(Collected data entries)
★ ★ ★ ★ ★

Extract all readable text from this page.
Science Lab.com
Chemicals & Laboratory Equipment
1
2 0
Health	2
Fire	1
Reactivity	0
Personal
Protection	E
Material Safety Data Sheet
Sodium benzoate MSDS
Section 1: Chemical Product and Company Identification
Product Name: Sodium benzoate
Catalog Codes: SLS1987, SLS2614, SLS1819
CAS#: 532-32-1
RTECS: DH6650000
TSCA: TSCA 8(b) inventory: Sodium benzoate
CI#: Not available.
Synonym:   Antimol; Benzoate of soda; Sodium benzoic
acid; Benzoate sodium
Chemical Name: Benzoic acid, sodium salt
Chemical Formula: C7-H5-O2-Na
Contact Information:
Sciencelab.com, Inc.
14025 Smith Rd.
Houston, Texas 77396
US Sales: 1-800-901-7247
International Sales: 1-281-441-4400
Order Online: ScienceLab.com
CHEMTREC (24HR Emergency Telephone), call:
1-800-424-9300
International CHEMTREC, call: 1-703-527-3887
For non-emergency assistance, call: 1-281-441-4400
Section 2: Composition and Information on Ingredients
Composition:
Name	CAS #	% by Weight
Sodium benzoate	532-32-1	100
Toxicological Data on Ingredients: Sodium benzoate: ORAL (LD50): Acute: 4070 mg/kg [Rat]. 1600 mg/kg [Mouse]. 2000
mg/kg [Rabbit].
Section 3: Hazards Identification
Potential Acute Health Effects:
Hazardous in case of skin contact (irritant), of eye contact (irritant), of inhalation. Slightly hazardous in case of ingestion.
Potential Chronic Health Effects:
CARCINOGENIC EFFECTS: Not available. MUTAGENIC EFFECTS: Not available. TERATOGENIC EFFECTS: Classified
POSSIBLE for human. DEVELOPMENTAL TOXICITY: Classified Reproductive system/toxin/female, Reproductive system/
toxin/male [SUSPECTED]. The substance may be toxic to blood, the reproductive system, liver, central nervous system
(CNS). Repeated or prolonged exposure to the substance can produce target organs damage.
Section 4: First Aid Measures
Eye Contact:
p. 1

★ ★ ★ ★ ★

### Your assignment:
Write out the data exactly as it stands.

### Written solution:
Extract all readable text from this page.
Science Lab.com
Chemicals & Laboratory Equipment
1
2 0
Health	2
Fire	1
Reactivity	0
Personal
Protection	E
Material Safety Data Sheet
Sodium benzoate MSDS
Section 1: Chemical Product and Company Identification
Product Name: Sodium benzoate
Catalog Codes: SLS1987, SLS2614, SLS1819
CAS#: 532-32-1
RTECS: DH6650000
TSCA: TSCA 8(b) inventory: Sodium benzoate
CI#: Not available.
Synonym:   Antimol; Benzoate of soda; Sodium benzoic
acid; Benzoate sodium
Chemical Name: Benzoic acid, sodium salt
Chemical Formula: C7-H5-O2-Na
Contact Information:
Sciencelab.com, Inc.
14025 Smith Rd.
Houston, Texas 77396
US Sales: 1-800-901-7247
International Sales: 1-281-441-4400
Order Online: ScienceLab.com
CHEMTREC (24HR Emergency Telephone), call:
1-800-424-9300
International CHEMTREC, call: 1-703-527-3887
For non-emergency assistance, call: 1-281-441-4400
Section 2: Composition and Information on Ingredients
Composition:
Name	CAS #	% by Weight
Sodium benzoate	532-32-1	100
Toxicological Data on Ingredients: Sodium benzoate: ORAL (LD50): Acute: 4070 mg/kg [Rat]. 1600 mg/kg [Mouse]. 2000
mg/kg [Rabbit].
Section 3: Hazards Identification
Potential Acute Health Effects:
Hazardous in case of skin contact (irritant), of eye contact (irritant), of inhalation. Slightly hazardous in case of ingestion.
Potential Chronic Health Effects:
CARCINOGENIC EFFECTS: Not available. MUTAGENIC EFFECTS: Not available. TERATOGENIC EFFECTS: Classified
POSSIBLE for human. DEVELOPMENTAL TOXICITY: Classified Reproductive system/toxin/female, Reproductive system/
toxin/male [SUSPECTED]. The substance may be toxic to blood, the reproductive system, liver, central nervous system
(CNS). Repeated or prolonged exposure to the substance can produce target organs damage.
Section 4: First Aid Measures
Eye Contact:
p. 1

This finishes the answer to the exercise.